Edit the lines below by changing "screenshot" to "image" and keeping everything else the same. Omit the pictures from your answer.

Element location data

-- BEGIN --

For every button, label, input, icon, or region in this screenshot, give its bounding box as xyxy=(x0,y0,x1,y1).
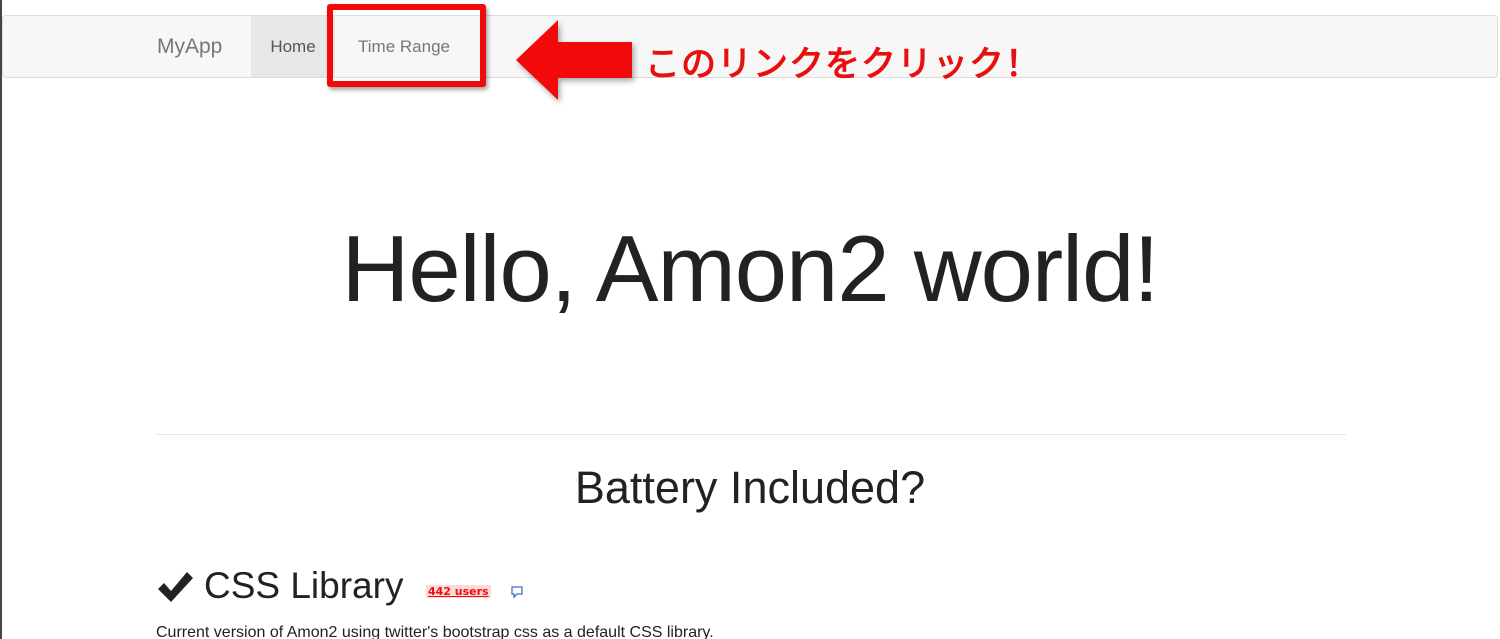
checkmark-icon xyxy=(158,572,193,602)
comment-icon[interactable] xyxy=(510,585,524,599)
users-count-badge[interactable]: 442 users xyxy=(426,585,491,598)
divider xyxy=(156,434,1346,435)
hero-title: Hello, Amon2 world! xyxy=(341,216,1160,321)
feature-title: CSS Library xyxy=(204,565,404,606)
section-title: Battery Included? xyxy=(574,462,926,513)
nav-item-home[interactable]: Home xyxy=(251,16,335,77)
annotation-arrow-icon xyxy=(516,20,632,100)
brand-link[interactable]: MyApp xyxy=(157,16,222,77)
annotation-highlight-box xyxy=(327,4,486,87)
page: MyApp Home Time Range このリンクをクリック！ Hello,… xyxy=(0,0,1500,639)
feature-description: Current version of Amon2 using twitter's… xyxy=(156,624,714,639)
annotation-callout: このリンクをクリック！ xyxy=(645,45,1042,85)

-- END --

● Final result:
For every button, label, input, icon, or region in this image, give its bounding box as xyxy=(x0,y0,x1,y1).
checkmark-icon xyxy=(158,572,193,602)
comment-icon[interactable] xyxy=(510,585,524,599)
users-count-badge[interactable]: 442 users xyxy=(426,585,491,598)
divider xyxy=(156,434,1346,435)
hero-title: Hello, Amon2 world! xyxy=(341,216,1160,321)
feature-title: CSS Library xyxy=(204,565,404,606)
section-title: Battery Included? xyxy=(574,462,926,513)
nav-item-home[interactable]: Home xyxy=(251,16,335,77)
annotation-arrow-icon xyxy=(516,20,632,100)
brand-link[interactable]: MyApp xyxy=(157,16,222,77)
annotation-highlight-box xyxy=(327,4,486,87)
page: MyApp Home Time Range このリンクをクリック！ Hello,… xyxy=(0,0,1500,639)
feature-description: Current version of Amon2 using twitter's… xyxy=(156,624,714,639)
annotation-callout: このリンクをクリック！ xyxy=(645,45,1042,85)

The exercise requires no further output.